- [Materials provided]
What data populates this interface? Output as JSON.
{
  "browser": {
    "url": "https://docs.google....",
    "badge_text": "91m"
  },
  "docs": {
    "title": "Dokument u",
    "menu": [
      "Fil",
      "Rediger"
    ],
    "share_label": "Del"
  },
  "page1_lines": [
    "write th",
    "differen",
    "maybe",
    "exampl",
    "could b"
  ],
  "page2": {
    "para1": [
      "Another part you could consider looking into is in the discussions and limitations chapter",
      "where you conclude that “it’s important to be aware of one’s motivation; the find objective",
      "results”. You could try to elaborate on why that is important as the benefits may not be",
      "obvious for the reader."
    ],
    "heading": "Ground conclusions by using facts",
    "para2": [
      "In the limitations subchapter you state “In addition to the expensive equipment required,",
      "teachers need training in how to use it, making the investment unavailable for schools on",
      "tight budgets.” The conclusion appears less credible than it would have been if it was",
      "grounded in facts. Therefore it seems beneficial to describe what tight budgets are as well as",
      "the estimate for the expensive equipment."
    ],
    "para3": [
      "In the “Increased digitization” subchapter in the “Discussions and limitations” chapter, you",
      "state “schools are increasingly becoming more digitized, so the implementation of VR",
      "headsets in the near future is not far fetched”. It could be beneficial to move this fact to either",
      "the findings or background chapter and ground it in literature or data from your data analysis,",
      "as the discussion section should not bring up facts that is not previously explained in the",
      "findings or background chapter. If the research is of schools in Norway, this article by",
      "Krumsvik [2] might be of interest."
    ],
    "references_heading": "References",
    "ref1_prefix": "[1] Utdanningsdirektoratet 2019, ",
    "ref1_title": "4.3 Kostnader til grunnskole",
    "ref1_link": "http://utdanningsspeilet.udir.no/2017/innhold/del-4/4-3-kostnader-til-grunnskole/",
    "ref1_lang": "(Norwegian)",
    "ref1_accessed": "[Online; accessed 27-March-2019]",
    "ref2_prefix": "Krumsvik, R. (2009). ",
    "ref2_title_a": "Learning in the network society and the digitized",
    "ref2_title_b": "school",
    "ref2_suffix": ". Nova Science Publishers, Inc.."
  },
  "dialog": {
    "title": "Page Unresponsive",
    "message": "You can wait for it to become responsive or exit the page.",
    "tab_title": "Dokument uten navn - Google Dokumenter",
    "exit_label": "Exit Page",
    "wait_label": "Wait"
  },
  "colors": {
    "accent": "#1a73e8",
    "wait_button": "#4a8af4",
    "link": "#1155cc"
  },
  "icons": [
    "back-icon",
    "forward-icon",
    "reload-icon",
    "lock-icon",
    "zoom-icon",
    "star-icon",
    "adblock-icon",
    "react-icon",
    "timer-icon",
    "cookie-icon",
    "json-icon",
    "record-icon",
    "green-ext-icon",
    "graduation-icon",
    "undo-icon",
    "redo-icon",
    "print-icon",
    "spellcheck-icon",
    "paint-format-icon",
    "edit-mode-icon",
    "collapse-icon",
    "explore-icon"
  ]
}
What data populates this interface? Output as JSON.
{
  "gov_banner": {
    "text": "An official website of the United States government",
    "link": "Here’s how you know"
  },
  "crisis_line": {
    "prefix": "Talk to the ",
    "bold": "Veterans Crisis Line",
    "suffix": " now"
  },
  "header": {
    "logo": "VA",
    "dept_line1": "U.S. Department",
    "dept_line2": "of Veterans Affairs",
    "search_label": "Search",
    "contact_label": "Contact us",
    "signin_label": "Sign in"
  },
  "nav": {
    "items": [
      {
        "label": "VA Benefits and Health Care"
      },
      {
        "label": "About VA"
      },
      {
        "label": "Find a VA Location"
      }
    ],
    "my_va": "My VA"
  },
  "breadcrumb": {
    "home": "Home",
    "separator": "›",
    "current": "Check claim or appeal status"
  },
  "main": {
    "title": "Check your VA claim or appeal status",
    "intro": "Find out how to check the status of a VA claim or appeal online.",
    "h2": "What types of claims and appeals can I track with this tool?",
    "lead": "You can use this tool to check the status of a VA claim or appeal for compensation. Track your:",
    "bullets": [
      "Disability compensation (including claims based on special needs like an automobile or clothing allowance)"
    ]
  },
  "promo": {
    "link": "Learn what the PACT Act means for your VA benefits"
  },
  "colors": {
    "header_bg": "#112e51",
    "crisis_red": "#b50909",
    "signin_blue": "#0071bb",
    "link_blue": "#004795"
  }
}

- [Directions]
Each line of the material above needs to be quoted exactly, please.

- [Result of this task]
What data populates this interface? Output as JSON.
{
  "browser": {
    "url": "https://docs.google....",
    "badge_text": "91m"
  },
  "docs": {
    "title": "Dokument u",
    "menu": [
      "Fil",
      "Rediger"
    ],
    "share_label": "Del"
  },
  "page1_lines": [
    "write th",
    "differen",
    "maybe",
    "exampl",
    "could b"
  ],
  "page2": {
    "para1": [
      "Another part you could consider looking into is in the discussions and limitations chapter",
      "where you conclude that “it’s important to be aware of one’s motivation; the find objective",
      "results”. You could try to elaborate on why that is important as the benefits may not be",
      "obvious for the reader."
    ],
    "heading": "Ground conclusions by using facts",
    "para2": [
      "In the limitations subchapter you state “In addition to the expensive equipment required,",
      "teachers need training in how to use it, making the investment unavailable for schools on",
      "tight budgets.” The conclusion appears less credible than it would have been if it was",
      "grounded in facts. Therefore it seems beneficial to describe what tight budgets are as well as",
      "the estimate for the expensive equipment."
    ],
    "para3": [
      "In the “Increased digitization” subchapter in the “Discussions and limitations” chapter, you",
      "state “schools are increasingly becoming more digitized, so the implementation of VR",
      "headsets in the near future is not far fetched”. It could be beneficial to move this fact to either",
      "the findings or background chapter and ground it in literature or data from your data analysis,",
      "as the discussion section should not bring up facts that is not previously explained in the",
      "findings or background chapter. If the research is of schools in Norway, this article by",
      "Krumsvik [2] might be of interest."
    ],
    "references_heading": "References",
    "ref1_prefix": "[1] Utdanningsdirektoratet 2019, ",
    "ref1_title": "4.3 Kostnader til grunnskole",
    "ref1_link": "http://utdanningsspeilet.udir.no/2017/innhold/del-4/4-3-kostnader-til-grunnskole/",
    "ref1_lang": "(Norwegian)",
    "ref1_accessed": "[Online; accessed 27-March-2019]",
    "ref2_prefix": "Krumsvik, R. (2009). ",
    "ref2_title_a": "Learning in the network society and the digitized",
    "ref2_title_b": "school",
    "ref2_suffix": ". Nova Science Publishers, Inc.."
  },
  "dialog": {
    "title": "Page Unresponsive",
    "message": "You can wait for it to become responsive or exit the page.",
    "tab_title": "Dokument uten navn - Google Dokumenter",
    "exit_label": "Exit Page",
    "wait_label": "Wait"
  },
  "colors": {
    "accent": "#1a73e8",
    "wait_button": "#4a8af4",
    "link": "#1155cc"
  },
  "icons": [
    "back-icon",
    "forward-icon",
    "reload-icon",
    "lock-icon",
    "zoom-icon",
    "star-icon",
    "adblock-icon",
    "react-icon",
    "timer-icon",
    "cookie-icon",
    "json-icon",
    "record-icon",
    "green-ext-icon",
    "graduation-icon",
    "undo-icon",
    "redo-icon",
    "print-icon",
    "spellcheck-icon",
    "paint-format-icon",
    "edit-mode-icon",
    "collapse-icon",
    "explore-icon"
  ]
}
What data populates this interface? Output as JSON.
{
  "gov_banner": {
    "text": "An official website of the United States government",
    "link": "Here’s how you know"
  },
  "crisis_line": {
    "prefix": "Talk to the ",
    "bold": "Veterans Crisis Line",
    "suffix": " now"
  },
  "header": {
    "logo": "VA",
    "dept_line1": "U.S. Department",
    "dept_line2": "of Veterans Affairs",
    "search_label": "Search",
    "contact_label": "Contact us",
    "signin_label": "Sign in"
  },
  "nav": {
    "items": [
      {
        "label": "VA Benefits and Health Care"
      },
      {
        "label": "About VA"
      },
      {
        "label": "Find a VA Location"
      }
    ],
    "my_va": "My VA"
  },
  "breadcrumb": {
    "home": "Home",
    "separator": "›",
    "current": "Check claim or appeal status"
  },
  "main": {
    "title": "Check your VA claim or appeal status",
    "intro": "Find out how to check the status of a VA claim or appeal online.",
    "h2": "What types of claims and appeals can I track with this tool?",
    "lead": "You can use this tool to check the status of a VA claim or appeal for compensation. Track your:",
    "bullets": [
      "Disability compensation (including claims based on special needs like an automobile or clothing allowance)"
    ]
  },
  "promo": {
    "link": "Learn what the PACT Act means for your VA benefits"
  },
  "colors": {
    "header_bg": "#112e51",
    "crisis_red": "#b50909",
    "signin_blue": "#0071bb",
    "link_blue": "#004795"
  }
}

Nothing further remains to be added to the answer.